Directions:
Comb the records below for the string "this" and copy each line where it turns up.
* Begin *
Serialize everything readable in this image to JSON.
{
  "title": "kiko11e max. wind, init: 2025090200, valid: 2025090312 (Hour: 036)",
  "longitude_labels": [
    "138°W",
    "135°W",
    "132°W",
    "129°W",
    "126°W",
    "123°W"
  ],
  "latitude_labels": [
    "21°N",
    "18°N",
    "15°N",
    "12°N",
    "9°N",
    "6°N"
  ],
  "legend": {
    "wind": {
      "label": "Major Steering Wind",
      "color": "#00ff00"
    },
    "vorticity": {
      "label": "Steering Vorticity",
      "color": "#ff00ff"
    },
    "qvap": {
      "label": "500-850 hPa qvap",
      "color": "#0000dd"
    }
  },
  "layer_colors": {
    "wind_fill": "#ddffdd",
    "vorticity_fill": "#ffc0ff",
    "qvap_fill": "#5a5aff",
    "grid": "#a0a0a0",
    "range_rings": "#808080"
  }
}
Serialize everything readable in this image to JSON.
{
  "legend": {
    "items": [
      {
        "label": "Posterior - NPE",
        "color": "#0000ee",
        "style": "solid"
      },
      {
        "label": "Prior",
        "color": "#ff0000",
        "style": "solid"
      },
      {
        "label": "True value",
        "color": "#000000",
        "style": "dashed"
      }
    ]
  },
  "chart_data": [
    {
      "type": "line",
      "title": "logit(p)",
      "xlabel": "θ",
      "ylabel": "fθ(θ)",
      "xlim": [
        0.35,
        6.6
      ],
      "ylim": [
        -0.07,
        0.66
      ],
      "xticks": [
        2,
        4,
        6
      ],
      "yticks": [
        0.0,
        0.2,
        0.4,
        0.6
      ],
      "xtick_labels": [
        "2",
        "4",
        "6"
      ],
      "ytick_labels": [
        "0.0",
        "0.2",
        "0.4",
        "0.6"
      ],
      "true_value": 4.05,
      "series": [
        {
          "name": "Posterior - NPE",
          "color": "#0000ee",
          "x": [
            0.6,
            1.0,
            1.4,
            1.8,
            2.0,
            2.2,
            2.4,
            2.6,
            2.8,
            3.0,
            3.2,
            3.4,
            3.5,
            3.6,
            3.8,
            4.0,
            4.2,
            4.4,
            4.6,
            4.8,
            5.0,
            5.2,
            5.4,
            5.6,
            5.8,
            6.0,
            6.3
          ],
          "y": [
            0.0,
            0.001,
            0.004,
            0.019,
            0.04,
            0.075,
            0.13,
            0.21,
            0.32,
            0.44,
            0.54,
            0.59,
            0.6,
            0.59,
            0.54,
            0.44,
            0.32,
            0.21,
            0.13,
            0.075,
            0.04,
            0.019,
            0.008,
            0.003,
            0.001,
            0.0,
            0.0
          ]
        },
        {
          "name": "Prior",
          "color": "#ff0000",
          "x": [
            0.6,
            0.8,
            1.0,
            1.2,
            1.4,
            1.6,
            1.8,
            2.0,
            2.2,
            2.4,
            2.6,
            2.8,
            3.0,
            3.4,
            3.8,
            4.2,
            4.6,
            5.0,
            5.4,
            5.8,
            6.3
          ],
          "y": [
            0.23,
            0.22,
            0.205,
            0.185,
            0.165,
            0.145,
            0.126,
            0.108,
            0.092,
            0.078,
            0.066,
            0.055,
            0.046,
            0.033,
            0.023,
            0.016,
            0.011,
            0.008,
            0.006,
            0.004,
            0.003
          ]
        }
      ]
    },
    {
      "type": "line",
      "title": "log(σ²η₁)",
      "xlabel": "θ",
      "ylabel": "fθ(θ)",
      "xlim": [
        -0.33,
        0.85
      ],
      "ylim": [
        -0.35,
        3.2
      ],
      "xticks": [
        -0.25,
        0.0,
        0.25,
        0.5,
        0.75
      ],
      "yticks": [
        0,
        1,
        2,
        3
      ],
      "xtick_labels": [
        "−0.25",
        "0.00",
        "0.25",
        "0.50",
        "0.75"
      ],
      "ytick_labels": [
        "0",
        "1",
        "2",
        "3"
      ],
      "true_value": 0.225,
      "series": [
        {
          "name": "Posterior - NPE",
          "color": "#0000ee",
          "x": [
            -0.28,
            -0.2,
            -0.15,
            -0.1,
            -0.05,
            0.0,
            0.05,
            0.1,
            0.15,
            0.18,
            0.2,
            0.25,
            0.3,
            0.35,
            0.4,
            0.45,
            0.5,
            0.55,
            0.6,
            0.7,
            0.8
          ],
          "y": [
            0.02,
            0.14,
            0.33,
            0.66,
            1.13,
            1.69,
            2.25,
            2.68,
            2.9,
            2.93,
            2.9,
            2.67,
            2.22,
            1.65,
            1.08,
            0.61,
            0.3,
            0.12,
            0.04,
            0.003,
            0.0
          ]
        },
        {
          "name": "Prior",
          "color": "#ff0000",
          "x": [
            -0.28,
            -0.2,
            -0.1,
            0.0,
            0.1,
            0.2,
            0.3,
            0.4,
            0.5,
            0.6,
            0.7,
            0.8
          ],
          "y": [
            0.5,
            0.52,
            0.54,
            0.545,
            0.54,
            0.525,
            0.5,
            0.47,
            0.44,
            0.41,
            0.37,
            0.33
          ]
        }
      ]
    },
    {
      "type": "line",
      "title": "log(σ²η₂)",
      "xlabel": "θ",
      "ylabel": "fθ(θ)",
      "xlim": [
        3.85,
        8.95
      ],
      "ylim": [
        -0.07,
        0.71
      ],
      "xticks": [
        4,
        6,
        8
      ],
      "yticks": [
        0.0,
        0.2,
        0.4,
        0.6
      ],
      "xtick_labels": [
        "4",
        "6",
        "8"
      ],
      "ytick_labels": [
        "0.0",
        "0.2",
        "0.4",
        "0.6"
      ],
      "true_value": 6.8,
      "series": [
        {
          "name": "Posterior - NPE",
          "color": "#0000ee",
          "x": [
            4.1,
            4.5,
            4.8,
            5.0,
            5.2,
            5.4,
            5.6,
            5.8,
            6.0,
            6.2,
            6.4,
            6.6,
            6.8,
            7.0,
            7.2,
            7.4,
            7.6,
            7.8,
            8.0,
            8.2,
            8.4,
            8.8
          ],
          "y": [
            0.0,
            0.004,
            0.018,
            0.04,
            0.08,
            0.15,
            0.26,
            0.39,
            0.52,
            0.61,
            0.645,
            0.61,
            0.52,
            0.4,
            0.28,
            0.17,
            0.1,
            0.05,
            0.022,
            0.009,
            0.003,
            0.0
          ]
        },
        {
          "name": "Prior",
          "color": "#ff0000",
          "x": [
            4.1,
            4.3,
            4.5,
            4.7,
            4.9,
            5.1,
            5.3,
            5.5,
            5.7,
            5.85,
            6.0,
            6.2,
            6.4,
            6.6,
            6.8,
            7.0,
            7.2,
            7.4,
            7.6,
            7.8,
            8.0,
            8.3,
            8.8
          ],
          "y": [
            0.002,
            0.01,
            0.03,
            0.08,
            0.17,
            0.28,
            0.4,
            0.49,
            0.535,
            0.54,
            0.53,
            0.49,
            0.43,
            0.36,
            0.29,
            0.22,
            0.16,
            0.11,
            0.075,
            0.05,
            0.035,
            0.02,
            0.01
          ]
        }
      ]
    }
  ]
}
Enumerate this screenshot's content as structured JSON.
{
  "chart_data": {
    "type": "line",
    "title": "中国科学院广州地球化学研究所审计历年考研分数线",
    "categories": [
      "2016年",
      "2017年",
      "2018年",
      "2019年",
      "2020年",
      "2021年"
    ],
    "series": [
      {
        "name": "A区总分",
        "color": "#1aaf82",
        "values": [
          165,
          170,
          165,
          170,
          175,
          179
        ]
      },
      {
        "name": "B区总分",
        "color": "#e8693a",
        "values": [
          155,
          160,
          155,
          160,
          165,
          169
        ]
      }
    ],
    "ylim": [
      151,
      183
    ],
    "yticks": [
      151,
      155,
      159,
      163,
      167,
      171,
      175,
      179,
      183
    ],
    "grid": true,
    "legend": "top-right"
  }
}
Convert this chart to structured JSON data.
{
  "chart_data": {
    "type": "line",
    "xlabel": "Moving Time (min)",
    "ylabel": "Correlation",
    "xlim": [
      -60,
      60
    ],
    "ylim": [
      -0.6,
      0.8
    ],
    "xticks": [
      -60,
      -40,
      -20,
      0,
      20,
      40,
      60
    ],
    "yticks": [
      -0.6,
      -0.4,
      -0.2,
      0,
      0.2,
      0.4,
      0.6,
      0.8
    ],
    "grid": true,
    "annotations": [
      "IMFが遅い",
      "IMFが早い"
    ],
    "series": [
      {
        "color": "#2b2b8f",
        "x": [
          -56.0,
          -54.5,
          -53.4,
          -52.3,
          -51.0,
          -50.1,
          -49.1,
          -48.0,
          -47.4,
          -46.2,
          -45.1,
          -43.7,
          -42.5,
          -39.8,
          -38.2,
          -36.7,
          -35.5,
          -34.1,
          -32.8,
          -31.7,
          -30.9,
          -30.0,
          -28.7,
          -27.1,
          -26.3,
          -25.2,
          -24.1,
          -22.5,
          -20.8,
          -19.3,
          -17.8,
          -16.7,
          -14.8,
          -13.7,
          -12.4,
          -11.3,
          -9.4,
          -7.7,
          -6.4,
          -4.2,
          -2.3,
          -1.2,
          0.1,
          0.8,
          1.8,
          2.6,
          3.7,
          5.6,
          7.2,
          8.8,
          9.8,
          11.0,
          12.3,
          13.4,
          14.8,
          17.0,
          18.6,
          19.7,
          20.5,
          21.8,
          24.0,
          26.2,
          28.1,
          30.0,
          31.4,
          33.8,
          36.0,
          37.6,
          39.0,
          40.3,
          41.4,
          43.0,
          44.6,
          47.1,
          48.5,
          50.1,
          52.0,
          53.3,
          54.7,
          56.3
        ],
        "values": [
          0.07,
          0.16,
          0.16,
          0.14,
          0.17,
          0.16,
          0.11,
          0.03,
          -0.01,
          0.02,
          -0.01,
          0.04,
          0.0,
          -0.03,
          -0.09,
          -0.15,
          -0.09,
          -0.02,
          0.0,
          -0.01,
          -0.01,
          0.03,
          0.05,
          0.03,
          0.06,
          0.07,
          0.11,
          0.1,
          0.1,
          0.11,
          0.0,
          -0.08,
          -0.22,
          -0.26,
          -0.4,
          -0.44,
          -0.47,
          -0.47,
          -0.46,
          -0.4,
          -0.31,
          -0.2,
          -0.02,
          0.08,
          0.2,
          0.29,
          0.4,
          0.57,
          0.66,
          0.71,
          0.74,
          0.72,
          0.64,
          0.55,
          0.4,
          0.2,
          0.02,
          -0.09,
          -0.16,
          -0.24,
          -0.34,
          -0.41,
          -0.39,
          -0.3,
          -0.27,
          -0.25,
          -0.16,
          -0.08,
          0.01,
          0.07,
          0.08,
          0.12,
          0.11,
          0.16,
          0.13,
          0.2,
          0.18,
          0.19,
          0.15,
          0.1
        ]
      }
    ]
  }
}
* End *
Result:
Serialize everything readable in this image to JSON.
Serialize everything readable in this image to JSON.
Enumerate this screenshot's content as structured JSON.
Convert this chart to structured JSON data.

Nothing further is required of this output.